Layout dataset listing:
-- START --

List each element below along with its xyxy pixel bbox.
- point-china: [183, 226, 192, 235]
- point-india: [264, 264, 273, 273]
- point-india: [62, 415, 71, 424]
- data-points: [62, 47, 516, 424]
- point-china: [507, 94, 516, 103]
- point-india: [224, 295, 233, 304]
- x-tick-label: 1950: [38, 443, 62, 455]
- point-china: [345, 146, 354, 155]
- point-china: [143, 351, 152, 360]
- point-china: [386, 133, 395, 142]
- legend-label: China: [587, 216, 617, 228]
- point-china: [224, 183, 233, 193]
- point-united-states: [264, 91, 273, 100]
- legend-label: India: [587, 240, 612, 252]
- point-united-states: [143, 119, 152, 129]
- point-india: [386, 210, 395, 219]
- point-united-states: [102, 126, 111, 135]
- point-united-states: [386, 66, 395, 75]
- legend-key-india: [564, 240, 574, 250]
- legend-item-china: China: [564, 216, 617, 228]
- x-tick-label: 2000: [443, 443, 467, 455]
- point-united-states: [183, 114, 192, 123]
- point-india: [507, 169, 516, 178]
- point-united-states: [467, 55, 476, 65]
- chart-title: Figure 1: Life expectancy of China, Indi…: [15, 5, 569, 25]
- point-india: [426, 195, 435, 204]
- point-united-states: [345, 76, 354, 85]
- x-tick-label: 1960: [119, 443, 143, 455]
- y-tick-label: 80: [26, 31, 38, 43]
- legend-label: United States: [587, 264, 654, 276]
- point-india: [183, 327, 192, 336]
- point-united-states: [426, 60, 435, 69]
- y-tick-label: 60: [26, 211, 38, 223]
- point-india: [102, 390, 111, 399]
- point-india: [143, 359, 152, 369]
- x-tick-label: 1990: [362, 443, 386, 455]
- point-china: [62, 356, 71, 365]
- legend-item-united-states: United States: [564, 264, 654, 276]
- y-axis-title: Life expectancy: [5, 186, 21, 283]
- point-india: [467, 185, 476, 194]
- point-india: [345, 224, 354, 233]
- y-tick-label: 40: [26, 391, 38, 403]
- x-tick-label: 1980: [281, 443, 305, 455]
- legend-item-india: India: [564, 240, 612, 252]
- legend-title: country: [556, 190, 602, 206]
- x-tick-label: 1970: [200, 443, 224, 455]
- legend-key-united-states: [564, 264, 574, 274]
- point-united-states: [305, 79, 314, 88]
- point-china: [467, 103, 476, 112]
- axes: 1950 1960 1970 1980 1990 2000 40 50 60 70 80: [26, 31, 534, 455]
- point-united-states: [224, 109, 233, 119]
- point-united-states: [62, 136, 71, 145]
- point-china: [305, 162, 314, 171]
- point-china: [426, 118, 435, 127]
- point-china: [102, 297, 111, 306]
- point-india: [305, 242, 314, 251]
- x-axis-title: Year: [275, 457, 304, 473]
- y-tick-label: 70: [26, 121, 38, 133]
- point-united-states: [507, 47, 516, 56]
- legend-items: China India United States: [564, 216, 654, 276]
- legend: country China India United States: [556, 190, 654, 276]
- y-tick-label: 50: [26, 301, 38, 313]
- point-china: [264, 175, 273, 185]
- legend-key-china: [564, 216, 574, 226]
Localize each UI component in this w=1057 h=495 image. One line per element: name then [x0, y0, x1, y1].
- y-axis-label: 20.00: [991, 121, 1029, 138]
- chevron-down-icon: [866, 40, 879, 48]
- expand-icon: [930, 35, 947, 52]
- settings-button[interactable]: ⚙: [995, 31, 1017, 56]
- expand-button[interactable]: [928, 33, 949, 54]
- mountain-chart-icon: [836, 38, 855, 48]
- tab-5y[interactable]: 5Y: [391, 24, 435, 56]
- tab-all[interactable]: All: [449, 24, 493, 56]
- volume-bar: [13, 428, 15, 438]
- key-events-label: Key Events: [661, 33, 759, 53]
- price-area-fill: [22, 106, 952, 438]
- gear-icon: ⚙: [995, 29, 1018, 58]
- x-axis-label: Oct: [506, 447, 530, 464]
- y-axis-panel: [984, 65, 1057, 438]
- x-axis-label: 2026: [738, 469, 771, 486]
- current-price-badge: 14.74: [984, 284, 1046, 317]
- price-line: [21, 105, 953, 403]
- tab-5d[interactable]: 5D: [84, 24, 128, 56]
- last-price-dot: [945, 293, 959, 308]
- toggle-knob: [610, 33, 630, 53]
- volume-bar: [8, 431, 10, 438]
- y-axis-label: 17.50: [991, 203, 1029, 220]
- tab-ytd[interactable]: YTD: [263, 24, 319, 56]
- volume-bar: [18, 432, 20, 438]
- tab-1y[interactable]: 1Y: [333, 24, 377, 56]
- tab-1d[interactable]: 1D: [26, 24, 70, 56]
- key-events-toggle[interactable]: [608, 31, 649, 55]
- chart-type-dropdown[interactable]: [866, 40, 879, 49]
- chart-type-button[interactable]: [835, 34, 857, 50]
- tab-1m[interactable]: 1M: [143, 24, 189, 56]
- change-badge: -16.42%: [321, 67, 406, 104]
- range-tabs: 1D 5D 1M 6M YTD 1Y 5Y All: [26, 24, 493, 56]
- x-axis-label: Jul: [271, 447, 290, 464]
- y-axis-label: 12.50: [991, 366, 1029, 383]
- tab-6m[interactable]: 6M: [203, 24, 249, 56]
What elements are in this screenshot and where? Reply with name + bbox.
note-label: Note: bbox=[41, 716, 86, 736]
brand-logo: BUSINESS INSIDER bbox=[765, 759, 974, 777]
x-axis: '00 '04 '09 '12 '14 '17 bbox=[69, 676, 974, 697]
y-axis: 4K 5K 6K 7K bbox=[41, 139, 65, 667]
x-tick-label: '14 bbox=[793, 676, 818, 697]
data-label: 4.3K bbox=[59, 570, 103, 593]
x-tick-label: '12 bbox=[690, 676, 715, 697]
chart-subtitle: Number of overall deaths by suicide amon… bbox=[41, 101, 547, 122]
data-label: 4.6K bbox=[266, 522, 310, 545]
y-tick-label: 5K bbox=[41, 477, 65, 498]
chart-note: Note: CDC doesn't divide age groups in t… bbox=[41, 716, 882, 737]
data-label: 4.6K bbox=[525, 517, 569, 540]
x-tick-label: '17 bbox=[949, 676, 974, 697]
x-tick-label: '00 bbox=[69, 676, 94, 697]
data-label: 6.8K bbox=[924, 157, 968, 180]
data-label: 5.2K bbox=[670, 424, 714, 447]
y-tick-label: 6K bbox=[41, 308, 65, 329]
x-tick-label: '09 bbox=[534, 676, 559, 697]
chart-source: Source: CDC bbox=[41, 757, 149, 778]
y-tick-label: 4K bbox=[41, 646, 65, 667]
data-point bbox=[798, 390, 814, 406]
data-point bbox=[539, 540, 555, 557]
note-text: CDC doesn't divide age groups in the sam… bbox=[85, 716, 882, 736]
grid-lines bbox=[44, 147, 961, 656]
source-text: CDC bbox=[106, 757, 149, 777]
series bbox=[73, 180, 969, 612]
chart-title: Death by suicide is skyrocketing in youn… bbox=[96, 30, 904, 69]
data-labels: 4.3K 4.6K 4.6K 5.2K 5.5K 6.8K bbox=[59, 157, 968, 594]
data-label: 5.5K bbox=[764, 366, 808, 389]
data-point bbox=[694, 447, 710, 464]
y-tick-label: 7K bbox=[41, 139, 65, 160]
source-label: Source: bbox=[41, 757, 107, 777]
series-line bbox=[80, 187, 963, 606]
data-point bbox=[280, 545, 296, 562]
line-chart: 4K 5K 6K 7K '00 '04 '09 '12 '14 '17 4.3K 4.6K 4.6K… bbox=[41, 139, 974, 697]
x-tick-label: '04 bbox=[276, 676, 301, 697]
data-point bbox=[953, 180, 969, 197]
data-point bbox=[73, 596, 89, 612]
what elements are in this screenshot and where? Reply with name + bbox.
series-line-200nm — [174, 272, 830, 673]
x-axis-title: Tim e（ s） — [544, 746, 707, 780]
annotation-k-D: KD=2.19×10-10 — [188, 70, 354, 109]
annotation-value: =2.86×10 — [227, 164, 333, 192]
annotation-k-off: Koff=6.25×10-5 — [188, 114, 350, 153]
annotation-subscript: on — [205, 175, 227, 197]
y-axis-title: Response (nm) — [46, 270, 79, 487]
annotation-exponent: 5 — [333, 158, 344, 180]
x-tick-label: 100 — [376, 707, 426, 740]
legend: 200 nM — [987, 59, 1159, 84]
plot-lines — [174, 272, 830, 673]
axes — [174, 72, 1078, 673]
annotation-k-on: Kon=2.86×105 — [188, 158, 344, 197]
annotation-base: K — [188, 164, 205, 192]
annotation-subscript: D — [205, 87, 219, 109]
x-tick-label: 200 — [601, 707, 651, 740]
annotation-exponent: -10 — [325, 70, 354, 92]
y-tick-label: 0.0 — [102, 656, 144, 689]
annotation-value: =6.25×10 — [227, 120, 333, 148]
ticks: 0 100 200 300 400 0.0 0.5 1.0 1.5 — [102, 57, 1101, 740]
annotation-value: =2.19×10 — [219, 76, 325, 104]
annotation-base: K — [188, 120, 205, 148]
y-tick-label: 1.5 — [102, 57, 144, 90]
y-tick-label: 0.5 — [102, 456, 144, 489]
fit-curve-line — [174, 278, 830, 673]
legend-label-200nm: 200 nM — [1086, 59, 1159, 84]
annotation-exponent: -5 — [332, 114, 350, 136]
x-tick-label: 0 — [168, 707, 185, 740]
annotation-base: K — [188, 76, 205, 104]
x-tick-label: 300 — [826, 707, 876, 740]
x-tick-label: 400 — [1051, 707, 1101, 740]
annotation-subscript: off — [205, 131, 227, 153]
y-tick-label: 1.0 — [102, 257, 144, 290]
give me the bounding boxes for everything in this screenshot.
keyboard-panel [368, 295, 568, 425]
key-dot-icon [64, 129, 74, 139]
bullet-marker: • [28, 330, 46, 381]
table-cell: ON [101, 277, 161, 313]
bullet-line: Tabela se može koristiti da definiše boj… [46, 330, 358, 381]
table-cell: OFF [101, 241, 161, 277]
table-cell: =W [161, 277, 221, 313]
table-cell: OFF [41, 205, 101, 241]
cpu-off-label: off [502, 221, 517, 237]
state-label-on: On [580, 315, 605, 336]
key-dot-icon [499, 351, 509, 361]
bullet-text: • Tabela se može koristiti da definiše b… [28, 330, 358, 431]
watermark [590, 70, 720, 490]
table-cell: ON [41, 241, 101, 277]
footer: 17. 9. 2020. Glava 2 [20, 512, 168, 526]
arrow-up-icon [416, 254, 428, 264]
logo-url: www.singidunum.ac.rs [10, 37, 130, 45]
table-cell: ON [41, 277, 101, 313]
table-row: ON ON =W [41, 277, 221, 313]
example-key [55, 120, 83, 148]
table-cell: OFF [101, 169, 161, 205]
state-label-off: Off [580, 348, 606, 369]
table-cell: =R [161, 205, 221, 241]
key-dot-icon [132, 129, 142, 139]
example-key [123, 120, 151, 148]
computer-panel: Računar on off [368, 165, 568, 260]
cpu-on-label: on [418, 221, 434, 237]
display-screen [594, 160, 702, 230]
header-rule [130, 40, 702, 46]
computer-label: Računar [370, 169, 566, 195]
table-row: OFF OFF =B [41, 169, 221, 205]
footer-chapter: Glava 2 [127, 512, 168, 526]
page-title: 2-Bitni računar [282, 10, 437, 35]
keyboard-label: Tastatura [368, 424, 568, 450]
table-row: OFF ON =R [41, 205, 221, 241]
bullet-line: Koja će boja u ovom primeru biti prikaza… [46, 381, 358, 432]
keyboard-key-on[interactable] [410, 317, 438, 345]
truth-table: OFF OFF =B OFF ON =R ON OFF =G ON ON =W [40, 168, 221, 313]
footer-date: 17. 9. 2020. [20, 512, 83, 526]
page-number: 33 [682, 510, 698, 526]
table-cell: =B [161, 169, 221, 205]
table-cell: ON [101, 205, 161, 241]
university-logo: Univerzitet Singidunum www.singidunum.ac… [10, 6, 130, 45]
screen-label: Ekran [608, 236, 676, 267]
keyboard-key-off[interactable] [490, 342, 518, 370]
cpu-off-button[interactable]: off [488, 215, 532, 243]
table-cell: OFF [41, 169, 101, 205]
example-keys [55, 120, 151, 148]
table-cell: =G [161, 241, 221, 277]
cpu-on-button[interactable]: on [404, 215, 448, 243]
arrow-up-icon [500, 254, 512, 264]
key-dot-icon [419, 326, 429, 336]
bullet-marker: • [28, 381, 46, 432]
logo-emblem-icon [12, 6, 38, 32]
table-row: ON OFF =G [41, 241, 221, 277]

-- END --

▶ Exercise goal: Extract the part of the listing that opens with its first line and closes with the line containing "- x-tick-label: 1950: [38, 443, 62, 455]", copying both ends and every line between them without changes.

▶ Exercise solution:
List each element below along with its xyxy pixel bbox.
- point-china: [183, 226, 192, 235]
- point-india: [264, 264, 273, 273]
- point-india: [62, 415, 71, 424]
- data-points: [62, 47, 516, 424]
- point-china: [507, 94, 516, 103]
- point-india: [224, 295, 233, 304]
- x-tick-label: 1950: [38, 443, 62, 455]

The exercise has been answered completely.